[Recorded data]
_ _ _
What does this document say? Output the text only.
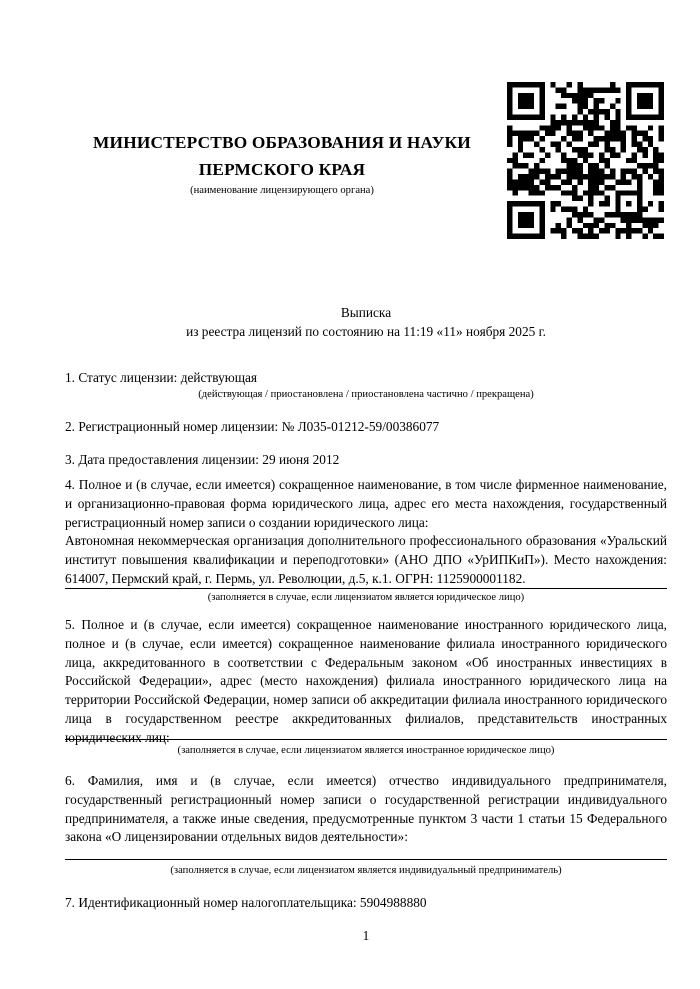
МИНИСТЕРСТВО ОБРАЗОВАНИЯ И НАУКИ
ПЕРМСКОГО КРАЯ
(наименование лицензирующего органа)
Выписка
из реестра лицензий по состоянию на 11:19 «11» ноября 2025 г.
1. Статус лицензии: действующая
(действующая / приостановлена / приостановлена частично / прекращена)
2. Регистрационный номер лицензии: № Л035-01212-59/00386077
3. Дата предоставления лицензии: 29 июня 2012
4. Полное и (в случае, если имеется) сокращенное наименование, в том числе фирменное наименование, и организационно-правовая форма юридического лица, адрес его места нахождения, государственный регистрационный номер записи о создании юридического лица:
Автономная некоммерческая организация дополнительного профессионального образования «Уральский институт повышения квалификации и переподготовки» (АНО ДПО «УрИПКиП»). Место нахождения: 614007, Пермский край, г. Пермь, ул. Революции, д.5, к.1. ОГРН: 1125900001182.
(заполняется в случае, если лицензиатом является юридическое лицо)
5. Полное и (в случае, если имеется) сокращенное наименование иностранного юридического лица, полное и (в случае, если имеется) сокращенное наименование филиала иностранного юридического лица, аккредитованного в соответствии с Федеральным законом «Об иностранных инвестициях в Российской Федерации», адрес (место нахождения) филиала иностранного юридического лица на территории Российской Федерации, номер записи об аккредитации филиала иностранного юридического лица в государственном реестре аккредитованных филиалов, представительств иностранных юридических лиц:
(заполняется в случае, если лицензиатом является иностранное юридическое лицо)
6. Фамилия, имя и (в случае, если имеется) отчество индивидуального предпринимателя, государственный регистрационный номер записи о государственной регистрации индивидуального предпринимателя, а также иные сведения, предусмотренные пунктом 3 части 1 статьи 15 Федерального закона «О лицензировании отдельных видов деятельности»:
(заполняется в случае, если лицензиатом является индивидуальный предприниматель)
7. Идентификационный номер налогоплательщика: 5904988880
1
_ _ _
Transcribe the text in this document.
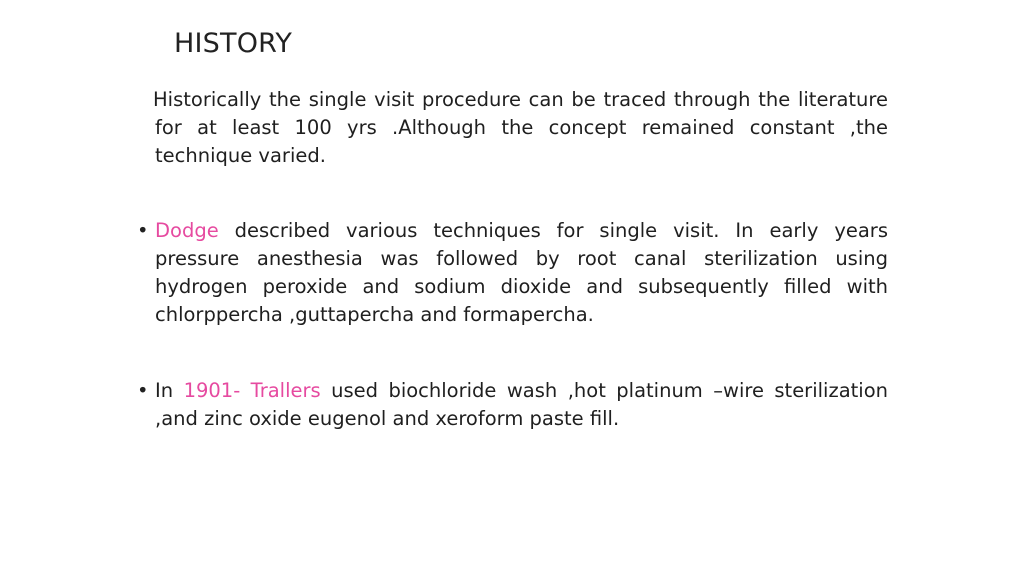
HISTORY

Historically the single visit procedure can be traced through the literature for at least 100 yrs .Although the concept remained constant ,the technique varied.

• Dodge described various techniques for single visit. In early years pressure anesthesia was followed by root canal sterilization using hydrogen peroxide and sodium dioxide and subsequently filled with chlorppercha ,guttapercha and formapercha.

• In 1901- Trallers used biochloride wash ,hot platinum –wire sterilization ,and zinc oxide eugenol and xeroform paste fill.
_ _ _
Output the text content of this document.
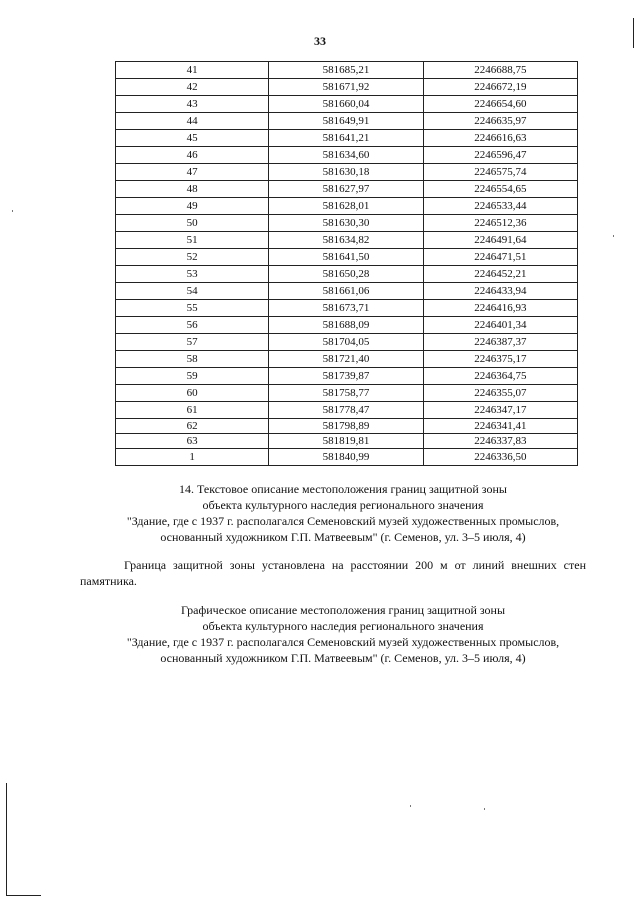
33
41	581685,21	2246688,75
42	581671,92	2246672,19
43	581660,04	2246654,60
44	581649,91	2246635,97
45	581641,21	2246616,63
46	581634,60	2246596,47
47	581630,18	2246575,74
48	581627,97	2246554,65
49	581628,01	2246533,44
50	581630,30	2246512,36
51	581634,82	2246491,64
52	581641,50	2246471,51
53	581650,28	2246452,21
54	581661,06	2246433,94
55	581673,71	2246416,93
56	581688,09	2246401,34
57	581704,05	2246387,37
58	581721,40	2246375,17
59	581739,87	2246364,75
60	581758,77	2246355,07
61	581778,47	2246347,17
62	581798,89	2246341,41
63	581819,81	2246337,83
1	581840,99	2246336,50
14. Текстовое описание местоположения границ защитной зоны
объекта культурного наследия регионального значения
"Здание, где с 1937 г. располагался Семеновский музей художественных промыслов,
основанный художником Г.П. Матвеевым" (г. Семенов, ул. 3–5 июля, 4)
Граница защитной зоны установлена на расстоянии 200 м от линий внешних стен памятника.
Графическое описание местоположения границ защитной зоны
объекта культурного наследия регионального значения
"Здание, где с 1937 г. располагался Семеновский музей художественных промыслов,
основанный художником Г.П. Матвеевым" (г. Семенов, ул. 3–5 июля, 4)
_ _ _
From the entries above, collect every line with the string "местоположения" in it.

- _OUTPUT OF THE TASK_
14. Текстовое описание местоположения границ защитной зоны
Графическое описание местоположения границ защитной зоны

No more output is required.